BEGIN SOURCE DATA
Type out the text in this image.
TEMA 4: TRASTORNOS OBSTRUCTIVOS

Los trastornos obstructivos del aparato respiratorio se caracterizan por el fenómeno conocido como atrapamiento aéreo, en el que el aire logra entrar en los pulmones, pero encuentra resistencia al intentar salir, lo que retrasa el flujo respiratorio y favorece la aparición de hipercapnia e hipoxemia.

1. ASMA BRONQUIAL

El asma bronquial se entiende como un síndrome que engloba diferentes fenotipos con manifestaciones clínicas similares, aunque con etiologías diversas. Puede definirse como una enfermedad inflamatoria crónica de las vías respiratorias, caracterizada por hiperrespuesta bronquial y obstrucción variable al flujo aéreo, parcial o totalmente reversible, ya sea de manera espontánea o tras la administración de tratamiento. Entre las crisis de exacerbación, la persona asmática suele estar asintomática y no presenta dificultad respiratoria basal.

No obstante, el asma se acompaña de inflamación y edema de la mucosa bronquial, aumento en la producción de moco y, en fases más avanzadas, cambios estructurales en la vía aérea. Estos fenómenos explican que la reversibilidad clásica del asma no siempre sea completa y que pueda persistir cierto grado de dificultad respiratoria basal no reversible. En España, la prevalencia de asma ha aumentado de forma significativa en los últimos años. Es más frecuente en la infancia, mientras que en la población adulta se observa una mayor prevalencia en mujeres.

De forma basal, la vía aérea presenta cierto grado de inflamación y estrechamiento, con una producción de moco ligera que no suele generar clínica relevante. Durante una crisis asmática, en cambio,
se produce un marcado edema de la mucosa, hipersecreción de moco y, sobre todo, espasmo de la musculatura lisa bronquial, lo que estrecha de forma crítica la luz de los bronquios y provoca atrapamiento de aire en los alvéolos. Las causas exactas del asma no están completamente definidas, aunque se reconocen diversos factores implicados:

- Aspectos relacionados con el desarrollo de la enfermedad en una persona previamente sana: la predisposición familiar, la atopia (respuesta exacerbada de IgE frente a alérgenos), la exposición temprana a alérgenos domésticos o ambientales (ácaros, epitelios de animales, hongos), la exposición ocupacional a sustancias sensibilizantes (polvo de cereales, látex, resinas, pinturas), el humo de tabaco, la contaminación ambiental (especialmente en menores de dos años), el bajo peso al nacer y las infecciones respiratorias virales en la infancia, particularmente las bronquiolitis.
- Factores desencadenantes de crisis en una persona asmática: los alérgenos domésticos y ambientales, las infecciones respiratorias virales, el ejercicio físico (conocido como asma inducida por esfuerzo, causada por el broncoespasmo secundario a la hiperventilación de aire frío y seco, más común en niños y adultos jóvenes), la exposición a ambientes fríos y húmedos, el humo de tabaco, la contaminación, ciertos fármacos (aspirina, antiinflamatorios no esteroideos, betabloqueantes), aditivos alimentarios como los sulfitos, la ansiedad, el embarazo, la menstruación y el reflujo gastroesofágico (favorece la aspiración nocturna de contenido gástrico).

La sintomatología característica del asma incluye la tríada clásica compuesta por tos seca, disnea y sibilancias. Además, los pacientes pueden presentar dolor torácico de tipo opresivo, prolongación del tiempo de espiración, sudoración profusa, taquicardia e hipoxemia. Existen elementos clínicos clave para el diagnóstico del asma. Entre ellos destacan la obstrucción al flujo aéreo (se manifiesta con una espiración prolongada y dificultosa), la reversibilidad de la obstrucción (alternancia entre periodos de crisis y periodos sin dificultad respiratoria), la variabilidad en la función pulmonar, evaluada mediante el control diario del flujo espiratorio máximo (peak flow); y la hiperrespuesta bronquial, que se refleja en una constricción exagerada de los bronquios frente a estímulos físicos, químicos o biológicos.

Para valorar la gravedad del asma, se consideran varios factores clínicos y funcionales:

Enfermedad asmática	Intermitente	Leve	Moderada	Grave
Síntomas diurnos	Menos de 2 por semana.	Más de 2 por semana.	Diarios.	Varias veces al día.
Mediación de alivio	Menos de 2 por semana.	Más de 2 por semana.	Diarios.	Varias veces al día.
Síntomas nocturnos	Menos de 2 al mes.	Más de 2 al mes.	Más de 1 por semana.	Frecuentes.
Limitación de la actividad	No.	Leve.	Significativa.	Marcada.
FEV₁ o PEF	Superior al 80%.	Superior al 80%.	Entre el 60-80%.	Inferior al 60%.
END SOURCE DATA
Reproduce the listing in full, exactly, so that no line is missing.

§ RESPONSE TO THE EXERCISE
Type out the text in this image.
TEMA 4: TRASTORNOS OBSTRUCTIVOS

Los trastornos obstructivos del aparato respiratorio se caracterizan por el fenómeno conocido como atrapamiento aéreo, en el que el aire logra entrar en los pulmones, pero encuentra resistencia al intentar salir, lo que retrasa el flujo respiratorio y favorece la aparición de hipercapnia e hipoxemia.

1. ASMA BRONQUIAL

El asma bronquial se entiende como un síndrome que engloba diferentes fenotipos con manifestaciones clínicas similares, aunque con etiologías diversas. Puede definirse como una enfermedad inflamatoria crónica de las vías respiratorias, caracterizada por hiperrespuesta bronquial y obstrucción variable al flujo aéreo, parcial o totalmente reversible, ya sea de manera espontánea o tras la administración de tratamiento. Entre las crisis de exacerbación, la persona asmática suele estar asintomática y no presenta dificultad respiratoria basal.

No obstante, el asma se acompaña de inflamación y edema de la mucosa bronquial, aumento en la producción de moco y, en fases más avanzadas, cambios estructurales en la vía aérea. Estos fenómenos explican que la reversibilidad clásica del asma no siempre sea completa y que pueda persistir cierto grado de dificultad respiratoria basal no reversible. En España, la prevalencia de asma ha aumentado de forma significativa en los últimos años. Es más frecuente en la infancia, mientras que en la población adulta se observa una mayor prevalencia en mujeres.

De forma basal, la vía aérea presenta cierto grado de inflamación y estrechamiento, con una producción de moco ligera que no suele generar clínica relevante. Durante una crisis asmática, en cambio,
se produce un marcado edema de la mucosa, hipersecreción de moco y, sobre todo, espasmo de la musculatura lisa bronquial, lo que estrecha de forma crítica la luz de los bronquios y provoca atrapamiento de aire en los alvéolos. Las causas exactas del asma no están completamente definidas, aunque se reconocen diversos factores implicados:

- Aspectos relacionados con el desarrollo de la enfermedad en una persona previamente sana: la predisposición familiar, la atopia (respuesta exacerbada de IgE frente a alérgenos), la exposición temprana a alérgenos domésticos o ambientales (ácaros, epitelios de animales, hongos), la exposición ocupacional a sustancias sensibilizantes (polvo de cereales, látex, resinas, pinturas), el humo de tabaco, la contaminación ambiental (especialmente en menores de dos años), el bajo peso al nacer y las infecciones respiratorias virales en la infancia, particularmente las bronquiolitis.
- Factores desencadenantes de crisis en una persona asmática: los alérgenos domésticos y ambientales, las infecciones respiratorias virales, el ejercicio físico (conocido como asma inducida por esfuerzo, causada por el broncoespasmo secundario a la hiperventilación de aire frío y seco, más común en niños y adultos jóvenes), la exposición a ambientes fríos y húmedos, el humo de tabaco, la contaminación, ciertos fármacos (aspirina, antiinflamatorios no esteroideos, betabloqueantes), aditivos alimentarios como los sulfitos, la ansiedad, el embarazo, la menstruación y el reflujo gastroesofágico (favorece la aspiración nocturna de contenido gástrico).

La sintomatología característica del asma incluye la tríada clásica compuesta por tos seca, disnea y sibilancias. Además, los pacientes pueden presentar dolor torácico de tipo opresivo, prolongación del tiempo de espiración, sudoración profusa, taquicardia e hipoxemia. Existen elementos clínicos clave para el diagnóstico del asma. Entre ellos destacan la obstrucción al flujo aéreo (se manifiesta con una espiración prolongada y dificultosa), la reversibilidad de la obstrucción (alternancia entre periodos de crisis y periodos sin dificultad respiratoria), la variabilidad en la función pulmonar, evaluada mediante el control diario del flujo espiratorio máximo (peak flow); y la hiperrespuesta bronquial, que se refleja en una constricción exagerada de los bronquios frente a estímulos físicos, químicos o biológicos.

Para valorar la gravedad del asma, se consideran varios factores clínicos y funcionales:

Enfermedad asmática	Intermitente	Leve	Moderada	Grave
Síntomas diurnos	Menos de 2 por semana.	Más de 2 por semana.	Diarios.	Varias veces al día.
Mediación de alivio	Menos de 2 por semana.	Más de 2 por semana.	Diarios.	Varias veces al día.
Síntomas nocturnos	Menos de 2 al mes.	Más de 2 al mes.	Más de 1 por semana.	Frecuentes.
Limitación de la actividad	No.	Leve.	Significativa.	Marcada.
FEV₁ o PEF	Superior al 80%.	Superior al 80%.	Entre el 60-80%.	Inferior al 60%.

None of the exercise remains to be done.